- TASK TO CARRY OUT: Copy every record word for word.
--- INPUT ROWS ---
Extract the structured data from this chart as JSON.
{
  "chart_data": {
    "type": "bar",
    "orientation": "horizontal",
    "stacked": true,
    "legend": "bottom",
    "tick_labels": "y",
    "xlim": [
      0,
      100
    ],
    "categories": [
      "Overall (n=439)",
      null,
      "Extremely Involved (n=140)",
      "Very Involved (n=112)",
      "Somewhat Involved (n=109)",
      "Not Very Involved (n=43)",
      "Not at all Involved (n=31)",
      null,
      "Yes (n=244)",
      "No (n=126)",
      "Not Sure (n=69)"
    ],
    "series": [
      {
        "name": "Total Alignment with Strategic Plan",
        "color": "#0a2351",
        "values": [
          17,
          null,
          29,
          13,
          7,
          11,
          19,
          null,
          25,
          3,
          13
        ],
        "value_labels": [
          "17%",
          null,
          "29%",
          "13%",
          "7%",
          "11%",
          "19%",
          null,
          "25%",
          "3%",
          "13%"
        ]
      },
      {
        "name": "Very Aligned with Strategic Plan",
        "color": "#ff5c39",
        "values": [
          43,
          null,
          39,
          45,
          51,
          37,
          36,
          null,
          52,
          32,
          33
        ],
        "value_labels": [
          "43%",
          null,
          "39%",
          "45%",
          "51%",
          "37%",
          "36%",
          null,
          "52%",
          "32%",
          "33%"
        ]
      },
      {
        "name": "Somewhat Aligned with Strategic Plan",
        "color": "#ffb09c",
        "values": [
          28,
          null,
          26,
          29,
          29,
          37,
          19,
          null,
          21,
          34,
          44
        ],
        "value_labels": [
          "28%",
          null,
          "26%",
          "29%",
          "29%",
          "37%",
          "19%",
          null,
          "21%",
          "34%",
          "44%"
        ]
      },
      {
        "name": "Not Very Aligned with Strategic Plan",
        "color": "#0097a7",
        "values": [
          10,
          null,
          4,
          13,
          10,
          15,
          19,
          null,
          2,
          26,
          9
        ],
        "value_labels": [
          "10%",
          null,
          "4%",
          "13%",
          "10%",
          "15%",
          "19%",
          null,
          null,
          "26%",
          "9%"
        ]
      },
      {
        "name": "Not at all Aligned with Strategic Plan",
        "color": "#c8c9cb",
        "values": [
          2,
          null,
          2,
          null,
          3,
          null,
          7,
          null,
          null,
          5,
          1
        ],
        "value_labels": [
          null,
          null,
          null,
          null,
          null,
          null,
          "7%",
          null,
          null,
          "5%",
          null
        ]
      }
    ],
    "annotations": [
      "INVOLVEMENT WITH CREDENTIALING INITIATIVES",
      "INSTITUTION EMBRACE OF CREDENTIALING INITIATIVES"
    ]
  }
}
---
- EXERCISE RESPONSE:
Extract the structured data from this chart as JSON.
{
  "chart_data": {
    "type": "bar",
    "orientation": "horizontal",
    "stacked": true,
    "legend": "bottom",
    "tick_labels": "y",
    "xlim": [
      0,
      100
    ],
    "categories": [
      "Overall (n=439)",
      null,
      "Extremely Involved (n=140)",
      "Very Involved (n=112)",
      "Somewhat Involved (n=109)",
      "Not Very Involved (n=43)",
      "Not at all Involved (n=31)",
      null,
      "Yes (n=244)",
      "No (n=126)",
      "Not Sure (n=69)"
    ],
    "series": [
      {
        "name": "Total Alignment with Strategic Plan",
        "color": "#0a2351",
        "values": [
          17,
          null,
          29,
          13,
          7,
          11,
          19,
          null,
          25,
          3,
          13
        ],
        "value_labels": [
          "17%",
          null,
          "29%",
          "13%",
          "7%",
          "11%",
          "19%",
          null,
          "25%",
          "3%",
          "13%"
        ]
      },
      {
        "name": "Very Aligned with Strategic Plan",
        "color": "#ff5c39",
        "values": [
          43,
          null,
          39,
          45,
          51,
          37,
          36,
          null,
          52,
          32,
          33
        ],
        "value_labels": [
          "43%",
          null,
          "39%",
          "45%",
          "51%",
          "37%",
          "36%",
          null,
          "52%",
          "32%",
          "33%"
        ]
      },
      {
        "name": "Somewhat Aligned with Strategic Plan",
        "color": "#ffb09c",
        "values": [
          28,
          null,
          26,
          29,
          29,
          37,
          19,
          null,
          21,
          34,
          44
        ],
        "value_labels": [
          "28%",
          null,
          "26%",
          "29%",
          "29%",
          "37%",
          "19%",
          null,
          "21%",
          "34%",
          "44%"
        ]
      },
      {
        "name": "Not Very Aligned with Strategic Plan",
        "color": "#0097a7",
        "values": [
          10,
          null,
          4,
          13,
          10,
          15,
          19,
          null,
          2,
          26,
          9
        ],
        "value_labels": [
          "10%",
          null,
          "4%",
          "13%",
          "10%",
          "15%",
          "19%",
          null,
          null,
          "26%",
          "9%"
        ]
      },
      {
        "name": "Not at all Aligned with Strategic Plan",
        "color": "#c8c9cb",
        "values": [
          2,
          null,
          2,
          null,
          3,
          null,
          7,
          null,
          null,
          5,
          1
        ],
        "value_labels": [
          null,
          null,
          null,
          null,
          null,
          null,
          "7%",
          null,
          null,
          "5%",
          null
        ]
      }
    ],
    "annotations": [
      "INVOLVEMENT WITH CREDENTIALING INITIATIVES",
      "INSTITUTION EMBRACE OF CREDENTIALING INITIATIVES"
    ]
  }
}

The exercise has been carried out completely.